* _GIVEN TASK_:
Search the listing below for the string "name" and show each line that contains it.

* _DATA IN THIS EXERCISE_:
- - -
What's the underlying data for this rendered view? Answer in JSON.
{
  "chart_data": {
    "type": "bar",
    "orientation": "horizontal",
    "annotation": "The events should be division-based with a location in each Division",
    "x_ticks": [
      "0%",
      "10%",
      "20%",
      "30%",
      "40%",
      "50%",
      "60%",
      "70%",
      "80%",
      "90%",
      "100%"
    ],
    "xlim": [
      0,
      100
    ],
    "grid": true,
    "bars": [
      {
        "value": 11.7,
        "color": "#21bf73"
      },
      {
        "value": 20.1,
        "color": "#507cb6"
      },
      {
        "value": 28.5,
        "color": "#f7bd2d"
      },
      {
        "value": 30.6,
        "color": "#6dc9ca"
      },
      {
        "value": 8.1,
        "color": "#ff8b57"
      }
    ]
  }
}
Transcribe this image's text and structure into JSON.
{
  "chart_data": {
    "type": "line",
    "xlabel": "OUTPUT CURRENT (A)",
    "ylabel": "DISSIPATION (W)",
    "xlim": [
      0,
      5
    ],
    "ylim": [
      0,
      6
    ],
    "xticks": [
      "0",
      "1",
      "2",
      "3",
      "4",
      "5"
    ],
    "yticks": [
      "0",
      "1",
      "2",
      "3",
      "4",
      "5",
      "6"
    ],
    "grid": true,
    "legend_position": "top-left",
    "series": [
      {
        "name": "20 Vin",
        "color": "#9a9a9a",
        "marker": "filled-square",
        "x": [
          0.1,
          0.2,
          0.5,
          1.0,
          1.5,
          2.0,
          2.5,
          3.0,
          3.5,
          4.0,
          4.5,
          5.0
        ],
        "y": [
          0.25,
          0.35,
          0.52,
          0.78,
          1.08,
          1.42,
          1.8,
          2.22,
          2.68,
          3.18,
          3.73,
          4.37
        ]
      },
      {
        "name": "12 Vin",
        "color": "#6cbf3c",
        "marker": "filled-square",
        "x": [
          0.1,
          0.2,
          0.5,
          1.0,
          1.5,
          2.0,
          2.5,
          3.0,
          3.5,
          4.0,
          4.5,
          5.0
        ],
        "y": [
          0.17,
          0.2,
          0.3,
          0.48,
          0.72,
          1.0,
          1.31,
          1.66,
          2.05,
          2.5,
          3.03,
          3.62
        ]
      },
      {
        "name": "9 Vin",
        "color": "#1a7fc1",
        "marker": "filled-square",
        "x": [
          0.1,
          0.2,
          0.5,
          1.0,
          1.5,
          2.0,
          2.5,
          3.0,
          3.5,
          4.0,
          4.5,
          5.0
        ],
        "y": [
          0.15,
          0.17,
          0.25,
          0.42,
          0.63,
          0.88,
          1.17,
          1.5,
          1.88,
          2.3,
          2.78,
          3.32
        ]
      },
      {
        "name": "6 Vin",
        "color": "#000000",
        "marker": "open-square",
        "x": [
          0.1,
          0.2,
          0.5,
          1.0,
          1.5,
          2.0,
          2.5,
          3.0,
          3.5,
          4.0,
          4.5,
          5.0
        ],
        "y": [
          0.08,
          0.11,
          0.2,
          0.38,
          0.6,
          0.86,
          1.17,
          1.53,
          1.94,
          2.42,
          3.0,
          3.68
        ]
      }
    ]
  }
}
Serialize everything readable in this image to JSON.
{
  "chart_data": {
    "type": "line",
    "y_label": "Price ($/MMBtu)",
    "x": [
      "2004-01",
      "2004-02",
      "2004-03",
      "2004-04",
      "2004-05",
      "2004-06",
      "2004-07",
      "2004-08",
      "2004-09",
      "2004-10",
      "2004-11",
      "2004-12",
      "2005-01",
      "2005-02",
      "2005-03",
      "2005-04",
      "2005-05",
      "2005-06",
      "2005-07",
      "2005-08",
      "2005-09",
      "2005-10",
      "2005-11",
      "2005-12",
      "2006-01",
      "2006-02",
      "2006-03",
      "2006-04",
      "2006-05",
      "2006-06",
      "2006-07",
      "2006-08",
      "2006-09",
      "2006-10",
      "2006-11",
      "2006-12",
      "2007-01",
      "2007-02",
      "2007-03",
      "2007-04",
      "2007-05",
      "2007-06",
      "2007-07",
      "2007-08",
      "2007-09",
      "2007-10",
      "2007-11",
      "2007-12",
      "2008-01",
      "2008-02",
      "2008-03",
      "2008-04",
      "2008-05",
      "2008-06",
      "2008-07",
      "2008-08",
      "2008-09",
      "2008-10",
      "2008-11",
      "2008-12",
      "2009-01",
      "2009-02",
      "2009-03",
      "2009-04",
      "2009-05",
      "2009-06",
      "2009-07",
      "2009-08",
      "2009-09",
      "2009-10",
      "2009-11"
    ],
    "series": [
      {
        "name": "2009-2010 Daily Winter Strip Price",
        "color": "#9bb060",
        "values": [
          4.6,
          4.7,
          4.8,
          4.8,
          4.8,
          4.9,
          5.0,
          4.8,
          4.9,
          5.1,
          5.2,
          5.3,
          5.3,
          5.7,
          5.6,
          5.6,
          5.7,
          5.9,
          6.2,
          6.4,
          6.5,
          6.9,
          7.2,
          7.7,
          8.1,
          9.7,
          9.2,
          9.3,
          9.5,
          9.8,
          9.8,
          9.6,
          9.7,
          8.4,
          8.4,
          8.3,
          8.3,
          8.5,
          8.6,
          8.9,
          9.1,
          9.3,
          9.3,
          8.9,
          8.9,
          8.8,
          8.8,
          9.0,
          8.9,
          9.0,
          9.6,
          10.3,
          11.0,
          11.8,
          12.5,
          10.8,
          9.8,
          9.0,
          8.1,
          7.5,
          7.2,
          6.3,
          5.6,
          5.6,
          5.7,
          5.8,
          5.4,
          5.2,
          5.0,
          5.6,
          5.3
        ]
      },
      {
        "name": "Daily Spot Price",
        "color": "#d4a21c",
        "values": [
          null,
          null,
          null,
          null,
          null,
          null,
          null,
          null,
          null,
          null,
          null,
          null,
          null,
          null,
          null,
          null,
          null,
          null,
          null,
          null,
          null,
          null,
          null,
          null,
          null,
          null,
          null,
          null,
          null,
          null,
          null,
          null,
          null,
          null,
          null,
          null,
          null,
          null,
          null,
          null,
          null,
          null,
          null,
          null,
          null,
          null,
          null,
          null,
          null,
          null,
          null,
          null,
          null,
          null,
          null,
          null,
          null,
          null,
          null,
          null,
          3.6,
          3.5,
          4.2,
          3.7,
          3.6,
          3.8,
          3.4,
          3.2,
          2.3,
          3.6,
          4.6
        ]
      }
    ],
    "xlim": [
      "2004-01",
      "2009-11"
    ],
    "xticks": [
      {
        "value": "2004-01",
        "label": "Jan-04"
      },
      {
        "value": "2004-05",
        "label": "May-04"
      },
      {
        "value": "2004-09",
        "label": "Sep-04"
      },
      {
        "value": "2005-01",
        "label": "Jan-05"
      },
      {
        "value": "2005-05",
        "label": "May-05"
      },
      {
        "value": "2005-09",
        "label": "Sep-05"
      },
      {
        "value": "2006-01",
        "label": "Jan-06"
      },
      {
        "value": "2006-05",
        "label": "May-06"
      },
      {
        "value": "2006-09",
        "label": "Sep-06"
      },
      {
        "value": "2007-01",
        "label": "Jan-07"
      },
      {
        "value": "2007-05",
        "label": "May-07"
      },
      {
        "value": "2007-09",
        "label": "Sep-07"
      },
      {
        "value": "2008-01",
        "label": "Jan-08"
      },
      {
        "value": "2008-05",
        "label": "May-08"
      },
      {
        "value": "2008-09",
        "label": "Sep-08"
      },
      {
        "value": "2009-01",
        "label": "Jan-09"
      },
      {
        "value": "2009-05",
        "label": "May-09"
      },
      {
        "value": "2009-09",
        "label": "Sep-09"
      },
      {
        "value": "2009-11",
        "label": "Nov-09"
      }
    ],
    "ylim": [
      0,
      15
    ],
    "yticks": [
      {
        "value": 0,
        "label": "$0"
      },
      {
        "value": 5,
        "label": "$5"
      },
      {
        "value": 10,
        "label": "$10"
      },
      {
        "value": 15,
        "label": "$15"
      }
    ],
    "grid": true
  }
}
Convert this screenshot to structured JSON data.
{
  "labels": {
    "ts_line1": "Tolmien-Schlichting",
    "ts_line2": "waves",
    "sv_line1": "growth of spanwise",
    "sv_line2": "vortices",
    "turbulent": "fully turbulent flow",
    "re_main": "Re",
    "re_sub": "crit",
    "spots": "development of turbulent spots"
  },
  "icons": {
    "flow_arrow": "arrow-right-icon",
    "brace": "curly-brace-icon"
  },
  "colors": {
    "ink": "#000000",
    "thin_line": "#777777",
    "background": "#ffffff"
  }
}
- - -
* _FINISHED EXERCISE_:
        "name": "20 Vin",
        "name": "12 Vin",
        "name": "9 Vin",
        "name": "6 Vin",
        "name": "2009-2010 Daily Winter Strip Price",
        "name": "Daily Spot Price",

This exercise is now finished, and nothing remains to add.